• Your objective: Exclude the pictures; give every entry again exactly as written.

• Excerpted records:
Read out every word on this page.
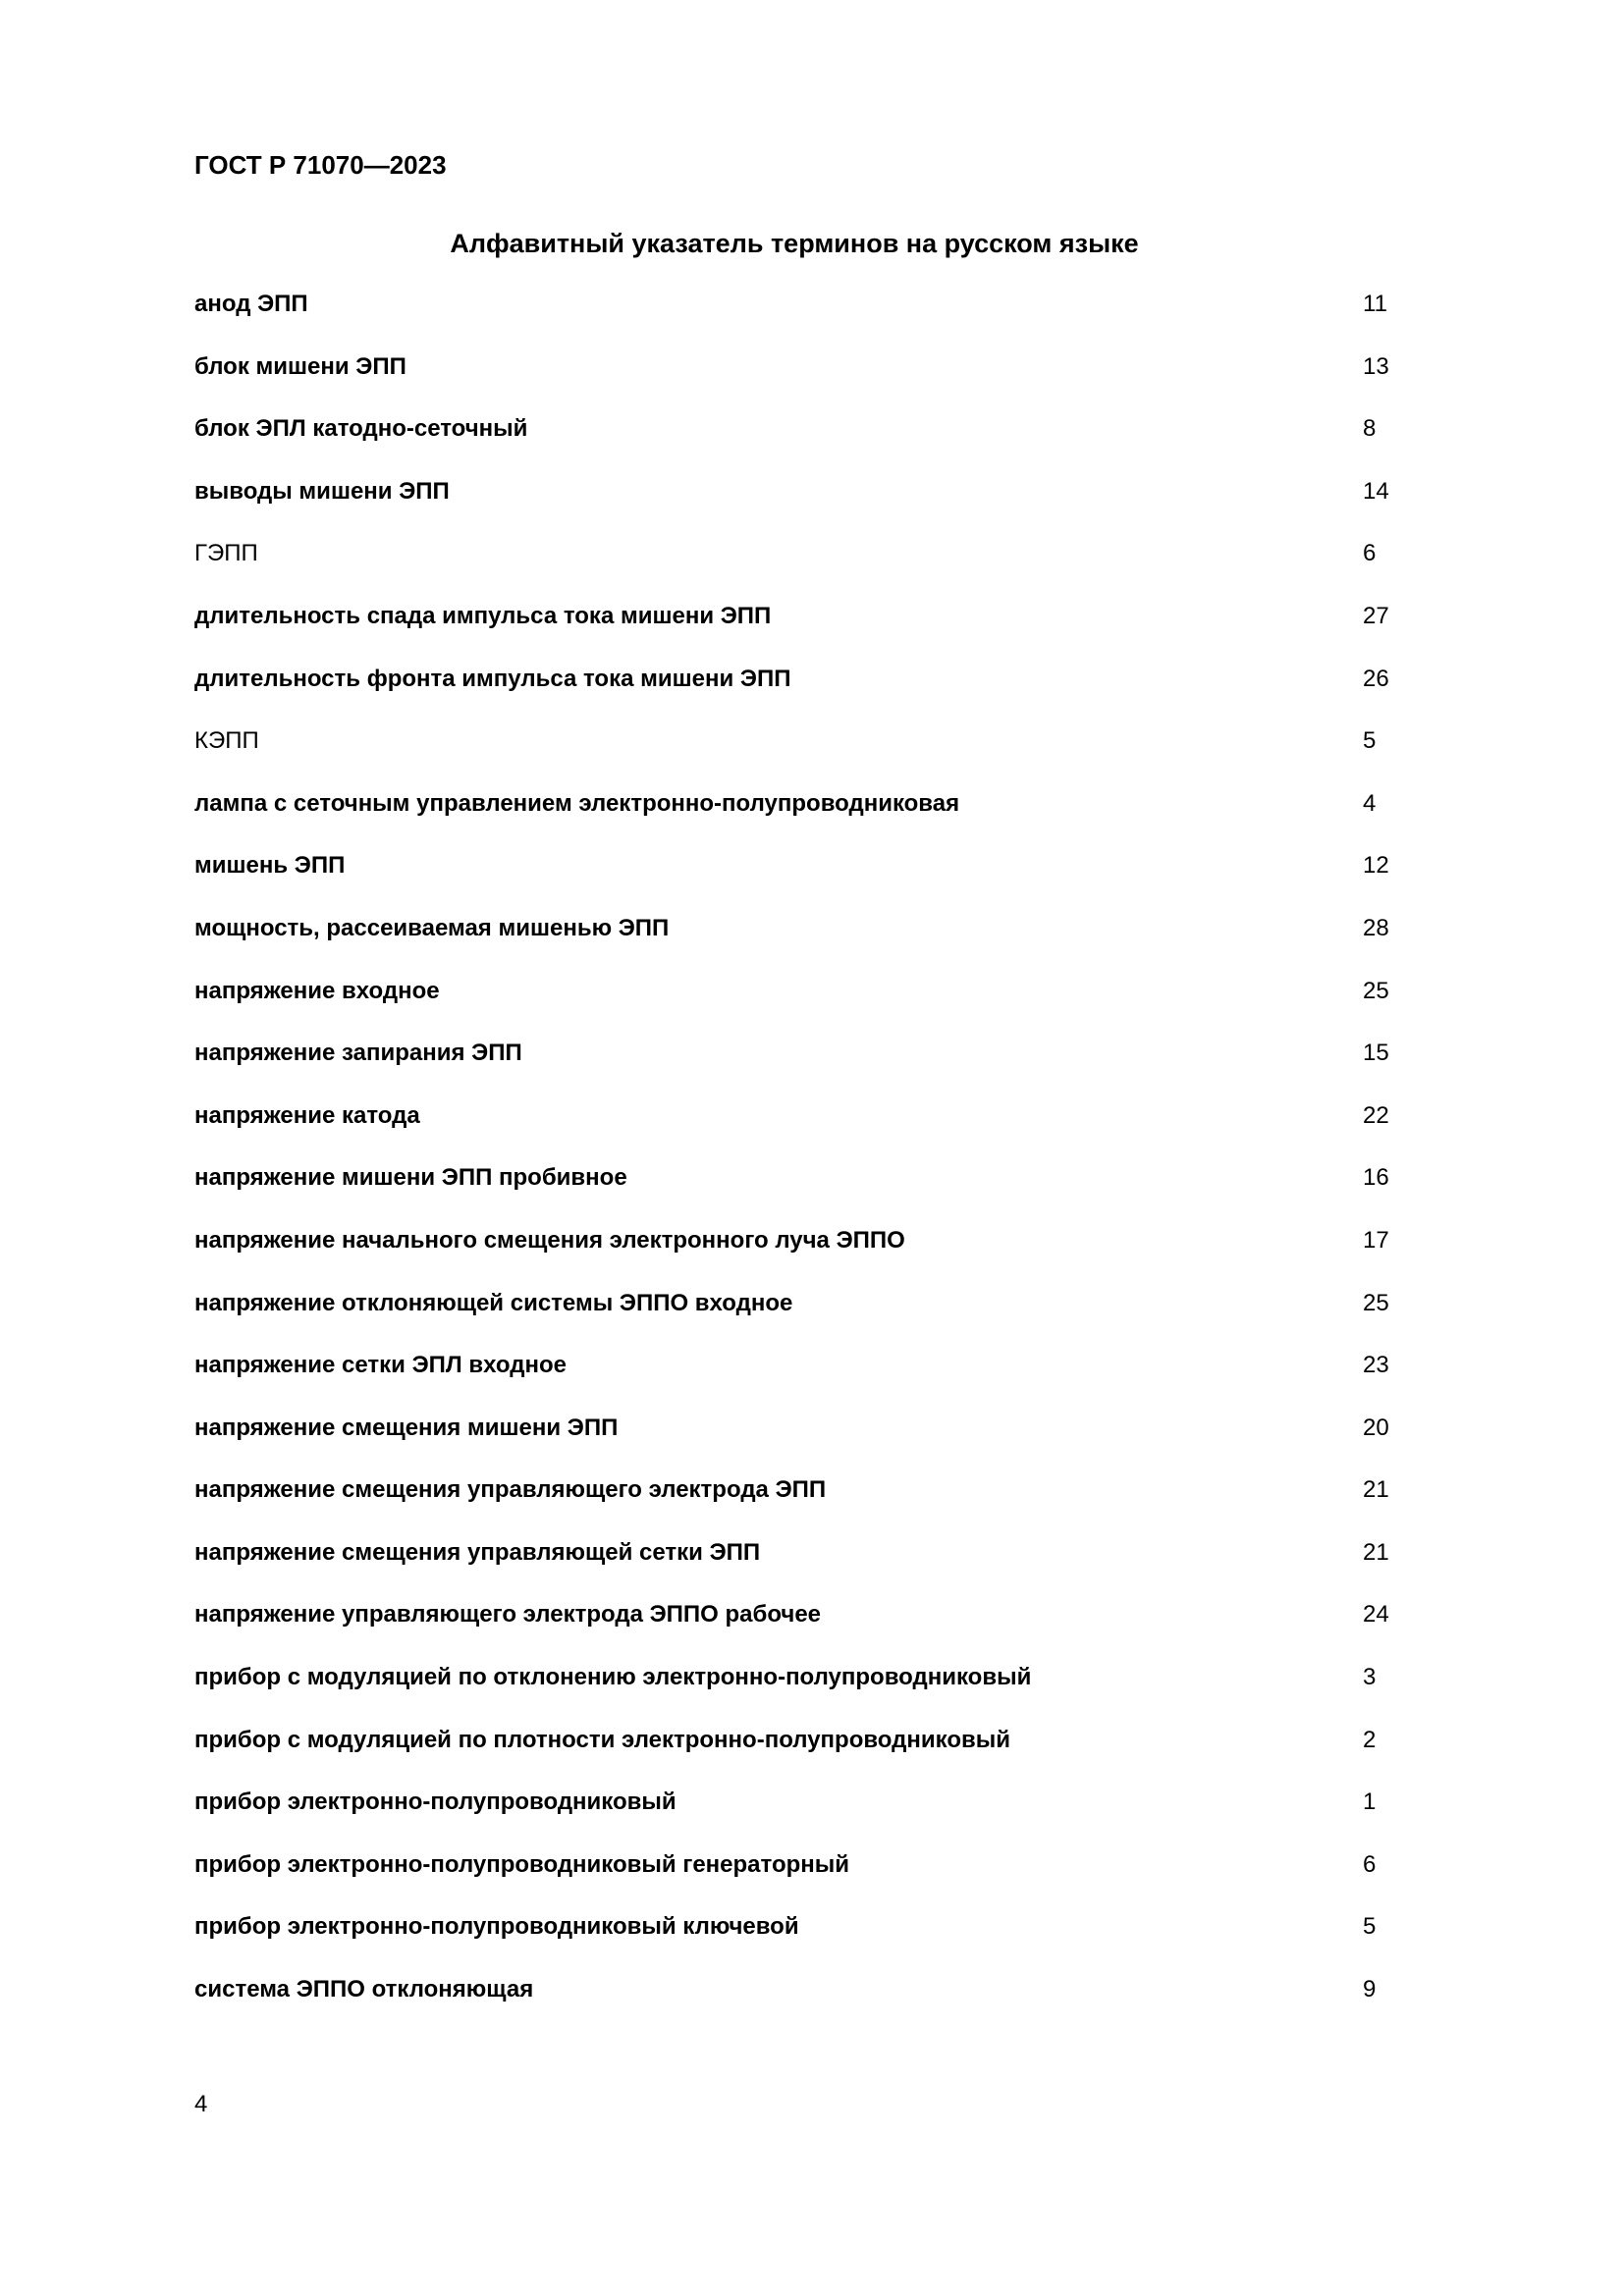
ГОСТ Р 71070—2023
Алфавитный указатель терминов на русском языке
анод ЭПП	11
блок мишени ЭПП	13
блок ЭПЛ катодно-сеточный	8
выводы мишени ЭПП	14
ГЭПП	6
длительность спада импульса тока мишени ЭПП	27
длительность фронта импульса тока мишени ЭПП	26
КЭПП	5
лампа с сеточным управлением электронно-полупроводниковая	4
мишень ЭПП	12
мощность, рассеиваемая мишенью ЭПП	28
напряжение входное	25
напряжение запирания ЭПП	15
напряжение катода	22
напряжение мишени ЭПП пробивное	16
напряжение начального смещения электронного луча ЭППО	17
напряжение отклоняющей системы ЭППО входное	25
напряжение сетки ЭПЛ входное	23
напряжение смещения мишени ЭПП	20
напряжение смещения управляющего электрода ЭПП	21
напряжение смещения управляющей сетки ЭПП	21
напряжение управляющего электрода ЭППО рабочее	24
прибор с модуляцией по отклонению электронно-полупроводниковый	3
прибор с модуляцией по плотности электронно-полупроводниковый	2
прибор электронно-полупроводниковый	1
прибор электронно-полупроводниковый генераторный	6
прибор электронно-полупроводниковый ключевой	5
система ЭППО отклоняющая	9
4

• Response to the exercise:
Read out every word on this page.
ГОСТ Р 71070—2023
Алфавитный указатель терминов на русском языке
анод ЭПП	11
блок мишени ЭПП	13
блок ЭПЛ катодно-сеточный	8
выводы мишени ЭПП	14
ГЭПП	6
длительность спада импульса тока мишени ЭПП	27
длительность фронта импульса тока мишени ЭПП	26
КЭПП	5
лампа с сеточным управлением электронно-полупроводниковая	4
мишень ЭПП	12
мощность, рассеиваемая мишенью ЭПП	28
напряжение входное	25
напряжение запирания ЭПП	15
напряжение катода	22
напряжение мишени ЭПП пробивное	16
напряжение начального смещения электронного луча ЭППО	17
напряжение отклоняющей системы ЭППО входное	25
напряжение сетки ЭПЛ входное	23
напряжение смещения мишени ЭПП	20
напряжение смещения управляющего электрода ЭПП	21
напряжение смещения управляющей сетки ЭПП	21
напряжение управляющего электрода ЭППО рабочее	24
прибор с модуляцией по отклонению электронно-полупроводниковый	3
прибор с модуляцией по плотности электронно-полупроводниковый	2
прибор электронно-полупроводниковый	1
прибор электронно-полупроводниковый генераторный	6
прибор электронно-полупроводниковый ключевой	5
система ЭППО отклоняющая	9
4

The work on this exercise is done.